Where a line in the listing below contains the word "structure", copy that line.

********************

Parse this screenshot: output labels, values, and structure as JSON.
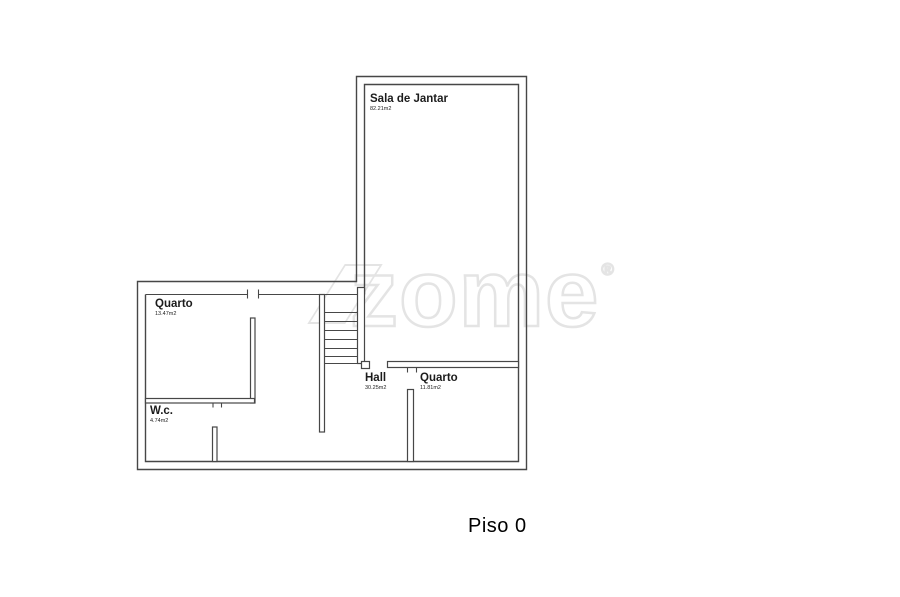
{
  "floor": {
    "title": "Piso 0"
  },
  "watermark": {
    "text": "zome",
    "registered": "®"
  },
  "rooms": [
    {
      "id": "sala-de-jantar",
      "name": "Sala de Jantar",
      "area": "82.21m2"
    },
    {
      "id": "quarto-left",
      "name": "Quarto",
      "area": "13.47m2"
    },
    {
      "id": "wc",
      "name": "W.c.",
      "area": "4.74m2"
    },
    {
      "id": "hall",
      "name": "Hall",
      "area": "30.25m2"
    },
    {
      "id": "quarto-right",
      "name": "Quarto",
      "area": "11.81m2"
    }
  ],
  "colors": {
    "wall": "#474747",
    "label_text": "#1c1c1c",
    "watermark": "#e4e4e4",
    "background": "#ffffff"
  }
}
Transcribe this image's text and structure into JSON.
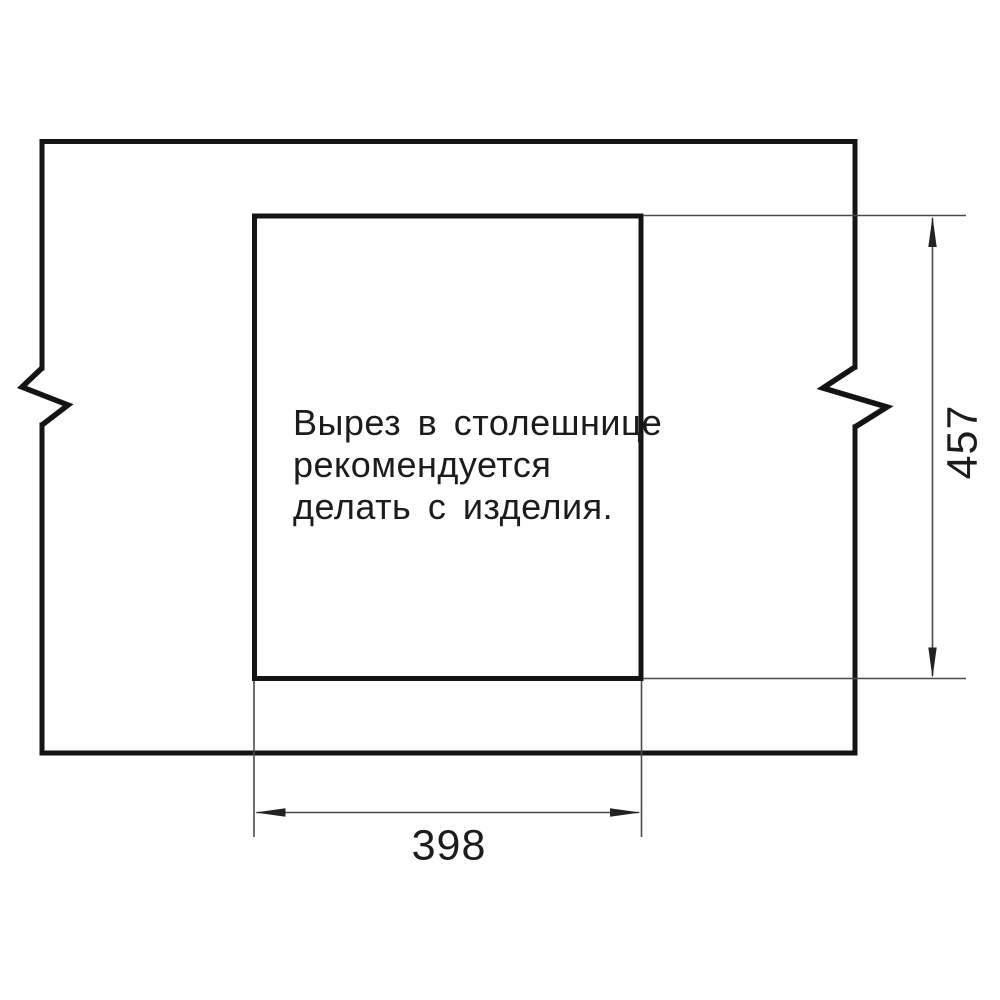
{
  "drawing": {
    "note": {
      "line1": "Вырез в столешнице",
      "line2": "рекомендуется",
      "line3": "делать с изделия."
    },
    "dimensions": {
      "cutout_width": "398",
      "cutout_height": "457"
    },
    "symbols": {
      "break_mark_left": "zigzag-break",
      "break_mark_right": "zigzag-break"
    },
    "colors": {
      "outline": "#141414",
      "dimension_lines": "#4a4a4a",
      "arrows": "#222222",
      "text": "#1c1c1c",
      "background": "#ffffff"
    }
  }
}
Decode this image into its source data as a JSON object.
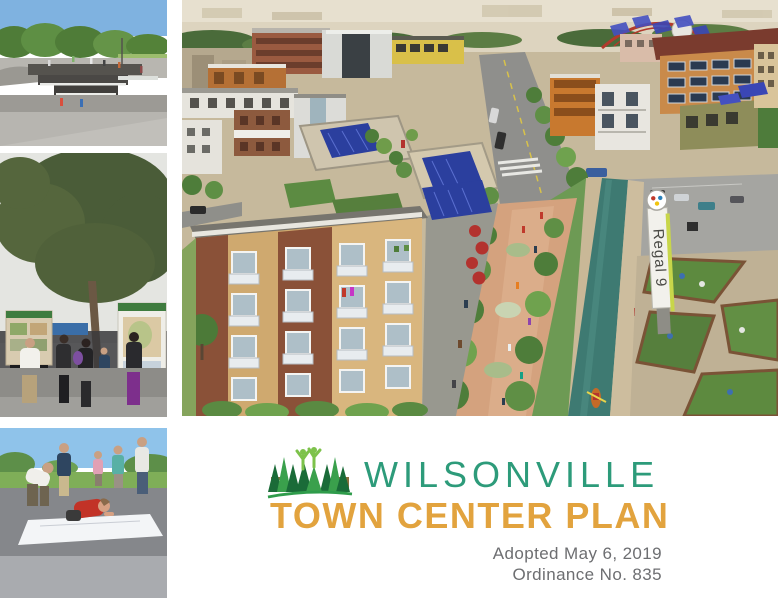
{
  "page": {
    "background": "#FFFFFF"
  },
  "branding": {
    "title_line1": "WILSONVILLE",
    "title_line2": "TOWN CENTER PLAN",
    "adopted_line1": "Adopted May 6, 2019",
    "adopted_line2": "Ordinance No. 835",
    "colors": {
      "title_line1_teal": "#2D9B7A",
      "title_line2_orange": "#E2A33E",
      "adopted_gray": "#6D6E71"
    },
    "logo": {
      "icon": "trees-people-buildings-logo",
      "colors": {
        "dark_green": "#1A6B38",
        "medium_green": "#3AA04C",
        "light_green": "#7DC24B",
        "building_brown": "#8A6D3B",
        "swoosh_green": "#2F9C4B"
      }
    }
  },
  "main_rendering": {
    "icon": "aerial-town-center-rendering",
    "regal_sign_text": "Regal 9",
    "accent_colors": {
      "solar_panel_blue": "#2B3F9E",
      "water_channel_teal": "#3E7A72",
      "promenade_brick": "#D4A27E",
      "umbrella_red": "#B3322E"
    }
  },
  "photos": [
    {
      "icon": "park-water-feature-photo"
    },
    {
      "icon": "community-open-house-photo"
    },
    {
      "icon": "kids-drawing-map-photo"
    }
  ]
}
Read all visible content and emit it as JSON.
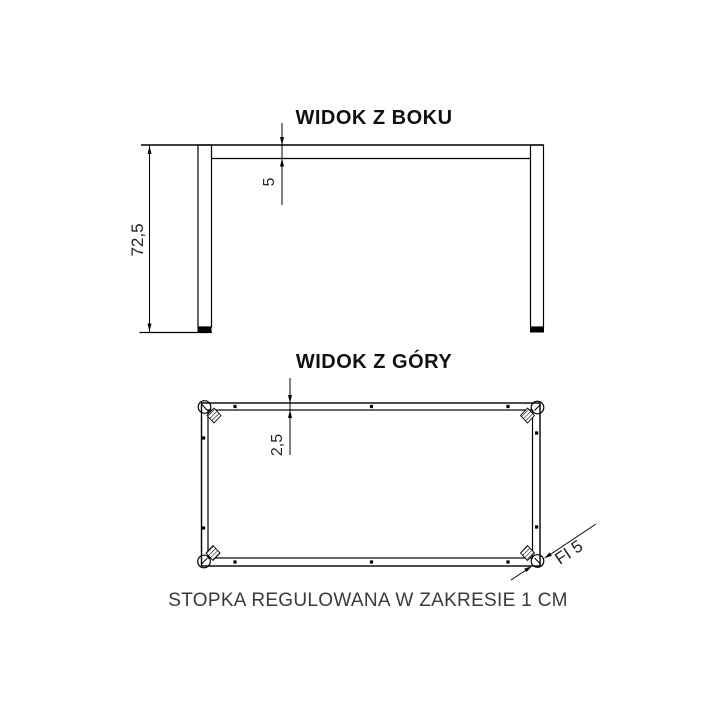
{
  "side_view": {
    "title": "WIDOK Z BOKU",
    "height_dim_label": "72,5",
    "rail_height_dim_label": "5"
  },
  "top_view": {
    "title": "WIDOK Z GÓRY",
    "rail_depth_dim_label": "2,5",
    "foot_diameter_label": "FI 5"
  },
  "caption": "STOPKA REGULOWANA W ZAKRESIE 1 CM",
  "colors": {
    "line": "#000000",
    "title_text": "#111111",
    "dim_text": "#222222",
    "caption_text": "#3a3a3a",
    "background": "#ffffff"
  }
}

********************

Final result:
Parse this screenshot: output labels, values, and structure as JSON.
Transcribe this image's text and structure into JSON.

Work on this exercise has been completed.